§ **INSTRUCTIONS FOR THE TASK**
Search the records for the word "text" and report each line that has it.

§ **Extracts from a graphics dataset**
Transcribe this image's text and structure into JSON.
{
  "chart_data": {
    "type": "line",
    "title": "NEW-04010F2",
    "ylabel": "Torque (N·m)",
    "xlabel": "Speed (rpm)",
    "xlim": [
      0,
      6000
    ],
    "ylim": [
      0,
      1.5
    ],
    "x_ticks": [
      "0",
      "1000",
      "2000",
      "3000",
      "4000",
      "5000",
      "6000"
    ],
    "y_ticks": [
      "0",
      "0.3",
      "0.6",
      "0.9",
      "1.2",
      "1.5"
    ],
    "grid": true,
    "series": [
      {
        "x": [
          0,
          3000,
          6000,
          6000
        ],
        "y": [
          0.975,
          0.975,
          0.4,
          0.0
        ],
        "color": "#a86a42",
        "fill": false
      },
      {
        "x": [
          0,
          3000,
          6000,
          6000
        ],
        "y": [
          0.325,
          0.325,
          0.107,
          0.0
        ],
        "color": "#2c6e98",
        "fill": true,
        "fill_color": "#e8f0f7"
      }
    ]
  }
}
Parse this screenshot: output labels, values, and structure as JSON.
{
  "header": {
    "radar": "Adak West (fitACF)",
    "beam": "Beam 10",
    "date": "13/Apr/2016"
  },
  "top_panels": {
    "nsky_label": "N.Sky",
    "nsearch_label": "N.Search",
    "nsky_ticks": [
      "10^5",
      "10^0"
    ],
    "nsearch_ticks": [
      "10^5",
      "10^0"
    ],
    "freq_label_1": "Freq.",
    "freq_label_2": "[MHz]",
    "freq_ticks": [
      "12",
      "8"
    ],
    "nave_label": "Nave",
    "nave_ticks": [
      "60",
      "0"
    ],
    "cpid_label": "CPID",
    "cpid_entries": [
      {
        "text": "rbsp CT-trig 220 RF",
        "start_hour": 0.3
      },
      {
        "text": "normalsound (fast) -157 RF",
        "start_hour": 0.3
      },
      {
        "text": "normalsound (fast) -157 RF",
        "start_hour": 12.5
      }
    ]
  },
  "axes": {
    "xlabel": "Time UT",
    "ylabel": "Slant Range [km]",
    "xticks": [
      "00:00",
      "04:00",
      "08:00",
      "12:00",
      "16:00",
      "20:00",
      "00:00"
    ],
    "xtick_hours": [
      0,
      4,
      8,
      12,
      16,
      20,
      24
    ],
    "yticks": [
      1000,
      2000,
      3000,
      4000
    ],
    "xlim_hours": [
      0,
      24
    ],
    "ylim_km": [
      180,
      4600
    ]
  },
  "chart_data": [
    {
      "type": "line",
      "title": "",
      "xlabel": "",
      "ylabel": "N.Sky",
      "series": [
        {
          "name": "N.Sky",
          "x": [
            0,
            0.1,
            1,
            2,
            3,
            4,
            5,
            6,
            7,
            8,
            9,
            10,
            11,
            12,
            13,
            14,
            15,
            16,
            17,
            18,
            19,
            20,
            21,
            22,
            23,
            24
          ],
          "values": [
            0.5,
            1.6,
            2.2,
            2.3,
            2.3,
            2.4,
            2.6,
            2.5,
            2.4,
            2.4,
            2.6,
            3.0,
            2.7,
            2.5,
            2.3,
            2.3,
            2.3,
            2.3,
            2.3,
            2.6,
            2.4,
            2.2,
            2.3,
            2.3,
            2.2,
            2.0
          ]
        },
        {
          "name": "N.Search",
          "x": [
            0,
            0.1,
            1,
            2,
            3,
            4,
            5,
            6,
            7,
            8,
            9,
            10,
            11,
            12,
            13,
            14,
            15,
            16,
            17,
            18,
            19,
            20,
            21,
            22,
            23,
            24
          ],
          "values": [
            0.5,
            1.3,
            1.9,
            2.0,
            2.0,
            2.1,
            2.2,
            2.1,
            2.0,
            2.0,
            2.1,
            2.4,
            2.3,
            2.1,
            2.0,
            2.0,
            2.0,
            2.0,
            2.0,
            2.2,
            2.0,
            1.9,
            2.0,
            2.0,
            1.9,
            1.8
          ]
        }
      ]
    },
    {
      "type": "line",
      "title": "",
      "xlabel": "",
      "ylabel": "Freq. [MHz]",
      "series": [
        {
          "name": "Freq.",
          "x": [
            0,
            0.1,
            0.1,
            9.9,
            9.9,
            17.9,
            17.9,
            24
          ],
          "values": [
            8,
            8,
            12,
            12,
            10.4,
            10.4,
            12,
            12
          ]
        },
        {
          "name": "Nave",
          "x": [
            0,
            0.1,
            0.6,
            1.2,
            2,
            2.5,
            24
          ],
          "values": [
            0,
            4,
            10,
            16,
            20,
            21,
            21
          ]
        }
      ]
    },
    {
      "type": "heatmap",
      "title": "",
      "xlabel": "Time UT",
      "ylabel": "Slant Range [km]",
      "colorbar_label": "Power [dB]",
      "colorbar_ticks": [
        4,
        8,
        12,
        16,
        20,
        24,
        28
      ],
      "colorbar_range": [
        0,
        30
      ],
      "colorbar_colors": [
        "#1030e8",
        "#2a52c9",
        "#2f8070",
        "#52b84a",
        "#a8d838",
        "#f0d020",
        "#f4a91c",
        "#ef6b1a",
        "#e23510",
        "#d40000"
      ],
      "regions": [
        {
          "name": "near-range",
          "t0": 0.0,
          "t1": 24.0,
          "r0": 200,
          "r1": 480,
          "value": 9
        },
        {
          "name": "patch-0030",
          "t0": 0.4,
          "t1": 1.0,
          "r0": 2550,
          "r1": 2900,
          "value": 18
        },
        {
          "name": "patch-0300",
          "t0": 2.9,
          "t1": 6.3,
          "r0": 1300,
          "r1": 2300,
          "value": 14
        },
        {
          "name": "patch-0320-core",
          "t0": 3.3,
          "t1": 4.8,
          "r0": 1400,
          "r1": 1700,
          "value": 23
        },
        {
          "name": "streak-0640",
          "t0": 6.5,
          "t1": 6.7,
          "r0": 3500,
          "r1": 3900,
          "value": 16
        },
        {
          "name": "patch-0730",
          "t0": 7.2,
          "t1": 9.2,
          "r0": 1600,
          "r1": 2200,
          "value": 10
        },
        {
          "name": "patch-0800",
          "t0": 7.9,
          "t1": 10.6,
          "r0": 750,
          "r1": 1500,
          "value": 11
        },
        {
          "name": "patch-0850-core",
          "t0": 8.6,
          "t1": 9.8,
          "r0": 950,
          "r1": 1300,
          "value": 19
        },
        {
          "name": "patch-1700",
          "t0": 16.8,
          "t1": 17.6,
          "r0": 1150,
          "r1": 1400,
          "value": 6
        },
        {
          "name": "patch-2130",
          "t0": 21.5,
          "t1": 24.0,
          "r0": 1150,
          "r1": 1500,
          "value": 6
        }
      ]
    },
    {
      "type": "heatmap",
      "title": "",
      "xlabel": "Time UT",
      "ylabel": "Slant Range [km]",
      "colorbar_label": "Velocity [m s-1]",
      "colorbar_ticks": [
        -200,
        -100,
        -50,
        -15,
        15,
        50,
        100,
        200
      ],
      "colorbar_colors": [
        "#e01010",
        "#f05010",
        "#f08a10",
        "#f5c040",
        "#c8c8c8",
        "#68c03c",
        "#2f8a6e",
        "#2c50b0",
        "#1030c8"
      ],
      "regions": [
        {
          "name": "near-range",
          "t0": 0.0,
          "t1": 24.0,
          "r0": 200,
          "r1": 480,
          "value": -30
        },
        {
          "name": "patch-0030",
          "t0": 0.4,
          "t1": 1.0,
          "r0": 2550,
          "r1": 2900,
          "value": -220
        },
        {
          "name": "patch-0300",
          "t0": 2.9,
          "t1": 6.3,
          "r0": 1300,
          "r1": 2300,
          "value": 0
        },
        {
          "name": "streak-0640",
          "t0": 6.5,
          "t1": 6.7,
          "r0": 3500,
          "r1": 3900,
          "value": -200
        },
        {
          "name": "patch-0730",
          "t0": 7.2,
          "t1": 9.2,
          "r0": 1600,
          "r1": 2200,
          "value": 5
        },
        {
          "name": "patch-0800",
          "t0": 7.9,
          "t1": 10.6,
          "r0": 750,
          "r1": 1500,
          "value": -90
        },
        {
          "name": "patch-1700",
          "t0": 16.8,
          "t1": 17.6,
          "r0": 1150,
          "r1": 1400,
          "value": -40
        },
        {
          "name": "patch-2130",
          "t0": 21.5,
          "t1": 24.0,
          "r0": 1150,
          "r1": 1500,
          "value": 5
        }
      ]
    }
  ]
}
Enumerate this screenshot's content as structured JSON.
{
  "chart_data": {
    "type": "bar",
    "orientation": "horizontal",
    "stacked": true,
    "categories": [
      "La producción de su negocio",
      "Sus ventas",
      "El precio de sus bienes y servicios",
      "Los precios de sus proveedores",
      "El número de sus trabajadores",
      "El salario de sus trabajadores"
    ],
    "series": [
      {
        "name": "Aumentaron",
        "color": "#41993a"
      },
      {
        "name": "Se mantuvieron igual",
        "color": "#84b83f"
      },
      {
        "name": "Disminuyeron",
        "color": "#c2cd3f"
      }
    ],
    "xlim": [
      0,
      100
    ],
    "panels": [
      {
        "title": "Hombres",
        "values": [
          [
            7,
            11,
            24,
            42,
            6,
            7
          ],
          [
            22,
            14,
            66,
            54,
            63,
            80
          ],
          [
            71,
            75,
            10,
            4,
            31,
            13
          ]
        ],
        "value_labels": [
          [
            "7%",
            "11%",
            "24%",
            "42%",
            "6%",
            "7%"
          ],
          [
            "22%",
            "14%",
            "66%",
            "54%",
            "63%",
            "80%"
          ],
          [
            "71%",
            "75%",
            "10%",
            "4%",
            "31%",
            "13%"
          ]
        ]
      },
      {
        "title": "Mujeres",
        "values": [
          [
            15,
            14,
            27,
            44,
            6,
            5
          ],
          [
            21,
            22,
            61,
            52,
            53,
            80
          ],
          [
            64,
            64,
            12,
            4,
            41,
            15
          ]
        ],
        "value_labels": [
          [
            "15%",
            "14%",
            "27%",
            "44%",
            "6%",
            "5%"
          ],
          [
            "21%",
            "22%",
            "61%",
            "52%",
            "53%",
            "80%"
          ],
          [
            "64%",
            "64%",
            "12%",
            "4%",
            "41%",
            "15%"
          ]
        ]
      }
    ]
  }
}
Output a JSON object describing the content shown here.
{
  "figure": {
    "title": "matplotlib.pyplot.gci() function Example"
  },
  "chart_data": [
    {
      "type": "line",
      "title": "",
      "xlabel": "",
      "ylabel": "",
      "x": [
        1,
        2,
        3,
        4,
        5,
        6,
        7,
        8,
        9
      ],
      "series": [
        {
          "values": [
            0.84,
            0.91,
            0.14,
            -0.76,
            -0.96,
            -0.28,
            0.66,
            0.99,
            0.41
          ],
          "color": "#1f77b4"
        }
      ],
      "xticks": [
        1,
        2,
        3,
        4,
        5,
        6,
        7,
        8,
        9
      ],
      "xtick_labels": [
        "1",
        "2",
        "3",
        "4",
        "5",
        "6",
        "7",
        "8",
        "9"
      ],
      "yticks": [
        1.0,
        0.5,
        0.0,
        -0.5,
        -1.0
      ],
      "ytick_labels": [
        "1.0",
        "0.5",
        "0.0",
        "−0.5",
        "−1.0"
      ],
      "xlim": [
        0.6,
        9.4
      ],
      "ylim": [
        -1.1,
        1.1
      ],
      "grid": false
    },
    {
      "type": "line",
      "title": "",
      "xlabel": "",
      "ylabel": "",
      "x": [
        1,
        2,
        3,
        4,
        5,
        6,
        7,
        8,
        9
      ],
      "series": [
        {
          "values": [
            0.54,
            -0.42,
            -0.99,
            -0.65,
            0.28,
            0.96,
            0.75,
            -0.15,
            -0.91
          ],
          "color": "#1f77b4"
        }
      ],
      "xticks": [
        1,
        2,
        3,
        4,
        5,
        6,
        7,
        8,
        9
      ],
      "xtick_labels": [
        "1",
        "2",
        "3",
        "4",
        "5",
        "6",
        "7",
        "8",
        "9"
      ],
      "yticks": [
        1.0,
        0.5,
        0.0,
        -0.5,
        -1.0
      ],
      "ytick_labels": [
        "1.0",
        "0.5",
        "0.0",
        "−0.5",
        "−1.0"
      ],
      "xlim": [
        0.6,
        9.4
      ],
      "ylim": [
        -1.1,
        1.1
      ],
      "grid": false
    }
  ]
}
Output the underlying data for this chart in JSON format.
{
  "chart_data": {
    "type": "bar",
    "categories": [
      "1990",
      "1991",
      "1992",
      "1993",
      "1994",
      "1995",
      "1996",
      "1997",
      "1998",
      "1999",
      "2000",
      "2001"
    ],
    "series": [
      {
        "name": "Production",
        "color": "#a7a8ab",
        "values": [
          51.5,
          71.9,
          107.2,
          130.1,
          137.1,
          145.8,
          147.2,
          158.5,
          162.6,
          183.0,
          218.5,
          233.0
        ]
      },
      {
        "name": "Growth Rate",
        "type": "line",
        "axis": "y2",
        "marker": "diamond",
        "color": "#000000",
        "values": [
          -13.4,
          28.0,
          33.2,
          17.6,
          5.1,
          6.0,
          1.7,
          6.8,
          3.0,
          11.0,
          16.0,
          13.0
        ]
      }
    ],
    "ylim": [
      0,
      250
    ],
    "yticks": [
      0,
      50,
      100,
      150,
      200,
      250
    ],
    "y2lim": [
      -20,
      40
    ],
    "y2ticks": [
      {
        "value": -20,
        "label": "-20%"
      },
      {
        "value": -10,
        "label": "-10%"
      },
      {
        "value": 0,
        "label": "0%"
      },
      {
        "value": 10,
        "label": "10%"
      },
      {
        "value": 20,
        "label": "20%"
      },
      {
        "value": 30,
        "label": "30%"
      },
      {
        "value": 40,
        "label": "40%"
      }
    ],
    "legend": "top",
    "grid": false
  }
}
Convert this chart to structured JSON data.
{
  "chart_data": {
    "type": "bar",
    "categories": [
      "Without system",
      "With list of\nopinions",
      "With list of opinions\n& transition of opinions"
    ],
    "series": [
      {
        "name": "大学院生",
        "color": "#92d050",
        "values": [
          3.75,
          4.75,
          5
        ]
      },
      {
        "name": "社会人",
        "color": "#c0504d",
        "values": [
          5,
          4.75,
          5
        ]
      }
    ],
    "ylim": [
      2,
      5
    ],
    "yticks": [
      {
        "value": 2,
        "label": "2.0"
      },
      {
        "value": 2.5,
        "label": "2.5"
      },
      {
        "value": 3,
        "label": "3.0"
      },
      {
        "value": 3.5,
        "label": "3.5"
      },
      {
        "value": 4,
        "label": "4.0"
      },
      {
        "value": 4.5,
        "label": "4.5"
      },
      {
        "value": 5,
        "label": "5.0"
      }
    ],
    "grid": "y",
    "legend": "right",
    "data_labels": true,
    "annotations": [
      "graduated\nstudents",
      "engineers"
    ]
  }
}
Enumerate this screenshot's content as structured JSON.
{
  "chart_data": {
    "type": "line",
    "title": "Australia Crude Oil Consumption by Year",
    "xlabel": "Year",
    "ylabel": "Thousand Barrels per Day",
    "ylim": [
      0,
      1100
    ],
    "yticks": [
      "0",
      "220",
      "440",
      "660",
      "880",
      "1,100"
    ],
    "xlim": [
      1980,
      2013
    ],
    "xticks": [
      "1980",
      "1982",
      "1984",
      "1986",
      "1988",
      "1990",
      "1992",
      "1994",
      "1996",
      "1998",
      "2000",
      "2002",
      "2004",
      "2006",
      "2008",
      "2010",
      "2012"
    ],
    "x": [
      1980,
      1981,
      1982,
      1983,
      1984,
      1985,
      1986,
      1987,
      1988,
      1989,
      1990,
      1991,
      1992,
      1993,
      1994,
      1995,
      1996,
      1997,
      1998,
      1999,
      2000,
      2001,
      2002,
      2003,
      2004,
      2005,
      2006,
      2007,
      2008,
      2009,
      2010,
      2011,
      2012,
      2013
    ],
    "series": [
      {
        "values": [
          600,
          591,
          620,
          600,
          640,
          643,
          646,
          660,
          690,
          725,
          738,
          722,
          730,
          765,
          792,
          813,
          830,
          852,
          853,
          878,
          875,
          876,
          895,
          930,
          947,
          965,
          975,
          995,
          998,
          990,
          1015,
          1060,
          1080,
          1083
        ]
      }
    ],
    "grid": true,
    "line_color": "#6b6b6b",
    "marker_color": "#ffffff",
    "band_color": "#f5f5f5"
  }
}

§ **COMPLETED TASK**
Transcribe this image's text and structure into JSON.
        "text": "rbsp CT-trig 220 RF",
        "text": "normalsound (fast) -157 RF",
        "text": "normalsound (fast) -157 RF",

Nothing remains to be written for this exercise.